Stored items from a collection:
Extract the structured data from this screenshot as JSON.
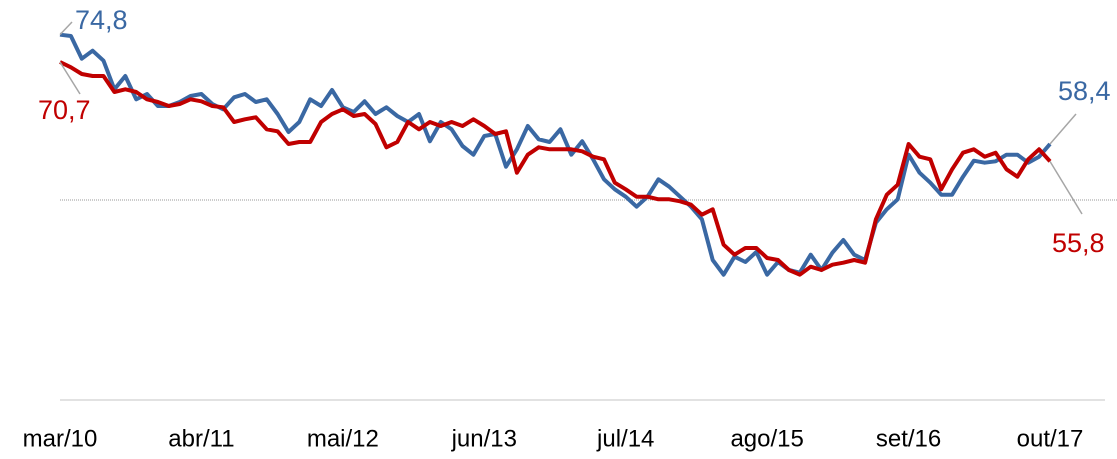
{
  "chart_data": {
    "type": "line",
    "categories": [
      "mar/10",
      null,
      null,
      null,
      null,
      null,
      null,
      null,
      null,
      null,
      null,
      null,
      null,
      "abr/11",
      null,
      null,
      null,
      null,
      null,
      null,
      null,
      null,
      null,
      null,
      null,
      null,
      "mai/12",
      null,
      null,
      null,
      null,
      null,
      null,
      null,
      null,
      null,
      null,
      null,
      null,
      "jun/13",
      null,
      null,
      null,
      null,
      null,
      null,
      null,
      null,
      null,
      null,
      null,
      null,
      "jul/14",
      null,
      null,
      null,
      null,
      null,
      null,
      null,
      null,
      null,
      null,
      null,
      null,
      "ago/15",
      null,
      null,
      null,
      null,
      null,
      null,
      null,
      null,
      null,
      null,
      null,
      null,
      "set/16",
      null,
      null,
      null,
      null,
      null,
      null,
      null,
      null,
      null,
      null,
      null,
      null,
      "out/17"
    ],
    "series": [
      {
        "color": "#3a68a3",
        "values": [
          74.8,
          74.6,
          71.2,
          72.4,
          70.9,
          66.6,
          68.6,
          65.1,
          65.9,
          64.1,
          64.1,
          64.7,
          65.6,
          65.9,
          64.4,
          63.6,
          65.4,
          65.9,
          64.7,
          65.1,
          62.9,
          60.2,
          61.7,
          65.1,
          64.1,
          66.5,
          63.9,
          63.2,
          64.8,
          62.9,
          63.9,
          62.6,
          61.7,
          62.9,
          58.8,
          61.7,
          60.6,
          58.1,
          56.8,
          59.6,
          59.9,
          55.0,
          57.6,
          61.1,
          59.1,
          58.7,
          60.6,
          56.8,
          58.8,
          56.1,
          53.1,
          51.6,
          50.5,
          49.0,
          50.5,
          53.1,
          52.0,
          50.5,
          49.0,
          47.1,
          41.0,
          38.8,
          41.5,
          40.7,
          42.2,
          38.8,
          40.7,
          39.5,
          39.1,
          41.8,
          39.5,
          42.1,
          44.0,
          41.8,
          41.0,
          46.6,
          48.6,
          50.1,
          56.8,
          54.1,
          52.6,
          50.8,
          50.8,
          53.5,
          55.9,
          55.6,
          55.8,
          56.8,
          56.8,
          55.6,
          56.5,
          58.4
        ],
        "value_labels": [
          "74,8",
          null,
          null,
          null,
          null,
          null,
          null,
          null,
          null,
          null,
          null,
          null,
          null,
          null,
          null,
          null,
          null,
          null,
          null,
          null,
          null,
          null,
          null,
          null,
          null,
          null,
          null,
          null,
          null,
          null,
          null,
          null,
          null,
          null,
          null,
          null,
          null,
          null,
          null,
          null,
          null,
          null,
          null,
          null,
          null,
          null,
          null,
          null,
          null,
          null,
          null,
          null,
          null,
          null,
          null,
          null,
          null,
          null,
          null,
          null,
          null,
          null,
          null,
          null,
          null,
          null,
          null,
          null,
          null,
          null,
          null,
          null,
          null,
          null,
          null,
          null,
          null,
          null,
          null,
          null,
          null,
          null,
          null,
          null,
          null,
          null,
          null,
          null,
          null,
          null,
          null,
          "58,4"
        ]
      },
      {
        "color": "#c00000",
        "values": [
          70.7,
          69.9,
          68.9,
          68.6,
          68.6,
          66.2,
          66.6,
          66.2,
          65.1,
          64.7,
          64.1,
          64.4,
          65.1,
          64.8,
          64.1,
          63.9,
          61.7,
          62.1,
          62.4,
          60.6,
          60.3,
          58.4,
          58.7,
          58.7,
          61.7,
          62.9,
          63.6,
          62.6,
          62.9,
          61.4,
          57.9,
          58.7,
          61.7,
          60.6,
          61.7,
          61.1,
          61.7,
          61.1,
          62.1,
          61.1,
          59.9,
          60.3,
          54.1,
          56.8,
          57.9,
          57.6,
          57.6,
          57.6,
          57.3,
          56.5,
          56.1,
          52.6,
          51.6,
          50.5,
          50.5,
          50.1,
          50.1,
          49.8,
          49.3,
          47.8,
          48.6,
          43.3,
          41.8,
          42.8,
          42.8,
          41.3,
          41.0,
          39.5,
          38.8,
          40.0,
          39.5,
          40.3,
          40.6,
          41.0,
          40.6,
          47.1,
          50.8,
          52.3,
          58.4,
          56.5,
          56.1,
          51.6,
          54.6,
          57.1,
          57.6,
          56.5,
          57.1,
          54.6,
          53.5,
          56.1,
          57.6,
          55.8
        ],
        "value_labels": [
          "70,7",
          null,
          null,
          null,
          null,
          null,
          null,
          null,
          null,
          null,
          null,
          null,
          null,
          null,
          null,
          null,
          null,
          null,
          null,
          null,
          null,
          null,
          null,
          null,
          null,
          null,
          null,
          null,
          null,
          null,
          null,
          null,
          null,
          null,
          null,
          null,
          null,
          null,
          null,
          null,
          null,
          null,
          null,
          null,
          null,
          null,
          null,
          null,
          null,
          null,
          null,
          null,
          null,
          null,
          null,
          null,
          null,
          null,
          null,
          null,
          null,
          null,
          null,
          null,
          null,
          null,
          null,
          null,
          null,
          null,
          null,
          null,
          null,
          null,
          null,
          null,
          null,
          null,
          null,
          null,
          null,
          null,
          null,
          null,
          null,
          null,
          null,
          null,
          null,
          null,
          null,
          "55,8"
        ]
      }
    ],
    "ylim": [
      20,
      80
    ],
    "reference_line": 50
  }
}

INSTRUCTIONS FOR THE TASK: Retype all the records shown above, character for character. Omit every picture.

COMPLETE OUTPUT:
Extract the structured data from this screenshot as JSON.
{
  "chart_data": {
    "type": "line",
    "categories": [
      "mar/10",
      null,
      null,
      null,
      null,
      null,
      null,
      null,
      null,
      null,
      null,
      null,
      null,
      "abr/11",
      null,
      null,
      null,
      null,
      null,
      null,
      null,
      null,
      null,
      null,
      null,
      null,
      "mai/12",
      null,
      null,
      null,
      null,
      null,
      null,
      null,
      null,
      null,
      null,
      null,
      null,
      "jun/13",
      null,
      null,
      null,
      null,
      null,
      null,
      null,
      null,
      null,
      null,
      null,
      null,
      "jul/14",
      null,
      null,
      null,
      null,
      null,
      null,
      null,
      null,
      null,
      null,
      null,
      null,
      "ago/15",
      null,
      null,
      null,
      null,
      null,
      null,
      null,
      null,
      null,
      null,
      null,
      null,
      "set/16",
      null,
      null,
      null,
      null,
      null,
      null,
      null,
      null,
      null,
      null,
      null,
      null,
      "out/17"
    ],
    "series": [
      {
        "color": "#3a68a3",
        "values": [
          74.8,
          74.6,
          71.2,
          72.4,
          70.9,
          66.6,
          68.6,
          65.1,
          65.9,
          64.1,
          64.1,
          64.7,
          65.6,
          65.9,
          64.4,
          63.6,
          65.4,
          65.9,
          64.7,
          65.1,
          62.9,
          60.2,
          61.7,
          65.1,
          64.1,
          66.5,
          63.9,
          63.2,
          64.8,
          62.9,
          63.9,
          62.6,
          61.7,
          62.9,
          58.8,
          61.7,
          60.6,
          58.1,
          56.8,
          59.6,
          59.9,
          55.0,
          57.6,
          61.1,
          59.1,
          58.7,
          60.6,
          56.8,
          58.8,
          56.1,
          53.1,
          51.6,
          50.5,
          49.0,
          50.5,
          53.1,
          52.0,
          50.5,
          49.0,
          47.1,
          41.0,
          38.8,
          41.5,
          40.7,
          42.2,
          38.8,
          40.7,
          39.5,
          39.1,
          41.8,
          39.5,
          42.1,
          44.0,
          41.8,
          41.0,
          46.6,
          48.6,
          50.1,
          56.8,
          54.1,
          52.6,
          50.8,
          50.8,
          53.5,
          55.9,
          55.6,
          55.8,
          56.8,
          56.8,
          55.6,
          56.5,
          58.4
        ],
        "value_labels": [
          "74,8",
          null,
          null,
          null,
          null,
          null,
          null,
          null,
          null,
          null,
          null,
          null,
          null,
          null,
          null,
          null,
          null,
          null,
          null,
          null,
          null,
          null,
          null,
          null,
          null,
          null,
          null,
          null,
          null,
          null,
          null,
          null,
          null,
          null,
          null,
          null,
          null,
          null,
          null,
          null,
          null,
          null,
          null,
          null,
          null,
          null,
          null,
          null,
          null,
          null,
          null,
          null,
          null,
          null,
          null,
          null,
          null,
          null,
          null,
          null,
          null,
          null,
          null,
          null,
          null,
          null,
          null,
          null,
          null,
          null,
          null,
          null,
          null,
          null,
          null,
          null,
          null,
          null,
          null,
          null,
          null,
          null,
          null,
          null,
          null,
          null,
          null,
          null,
          null,
          null,
          null,
          "58,4"
        ]
      },
      {
        "color": "#c00000",
        "values": [
          70.7,
          69.9,
          68.9,
          68.6,
          68.6,
          66.2,
          66.6,
          66.2,
          65.1,
          64.7,
          64.1,
          64.4,
          65.1,
          64.8,
          64.1,
          63.9,
          61.7,
          62.1,
          62.4,
          60.6,
          60.3,
          58.4,
          58.7,
          58.7,
          61.7,
          62.9,
          63.6,
          62.6,
          62.9,
          61.4,
          57.9,
          58.7,
          61.7,
          60.6,
          61.7,
          61.1,
          61.7,
          61.1,
          62.1,
          61.1,
          59.9,
          60.3,
          54.1,
          56.8,
          57.9,
          57.6,
          57.6,
          57.6,
          57.3,
          56.5,
          56.1,
          52.6,
          51.6,
          50.5,
          50.5,
          50.1,
          50.1,
          49.8,
          49.3,
          47.8,
          48.6,
          43.3,
          41.8,
          42.8,
          42.8,
          41.3,
          41.0,
          39.5,
          38.8,
          40.0,
          39.5,
          40.3,
          40.6,
          41.0,
          40.6,
          47.1,
          50.8,
          52.3,
          58.4,
          56.5,
          56.1,
          51.6,
          54.6,
          57.1,
          57.6,
          56.5,
          57.1,
          54.6,
          53.5,
          56.1,
          57.6,
          55.8
        ],
        "value_labels": [
          "70,7",
          null,
          null,
          null,
          null,
          null,
          null,
          null,
          null,
          null,
          null,
          null,
          null,
          null,
          null,
          null,
          null,
          null,
          null,
          null,
          null,
          null,
          null,
          null,
          null,
          null,
          null,
          null,
          null,
          null,
          null,
          null,
          null,
          null,
          null,
          null,
          null,
          null,
          null,
          null,
          null,
          null,
          null,
          null,
          null,
          null,
          null,
          null,
          null,
          null,
          null,
          null,
          null,
          null,
          null,
          null,
          null,
          null,
          null,
          null,
          null,
          null,
          null,
          null,
          null,
          null,
          null,
          null,
          null,
          null,
          null,
          null,
          null,
          null,
          null,
          null,
          null,
          null,
          null,
          null,
          null,
          null,
          null,
          null,
          null,
          null,
          null,
          null,
          null,
          null,
          null,
          "55,8"
        ]
      }
    ],
    "ylim": [
      20,
      80
    ],
    "reference_line": 50
  }
}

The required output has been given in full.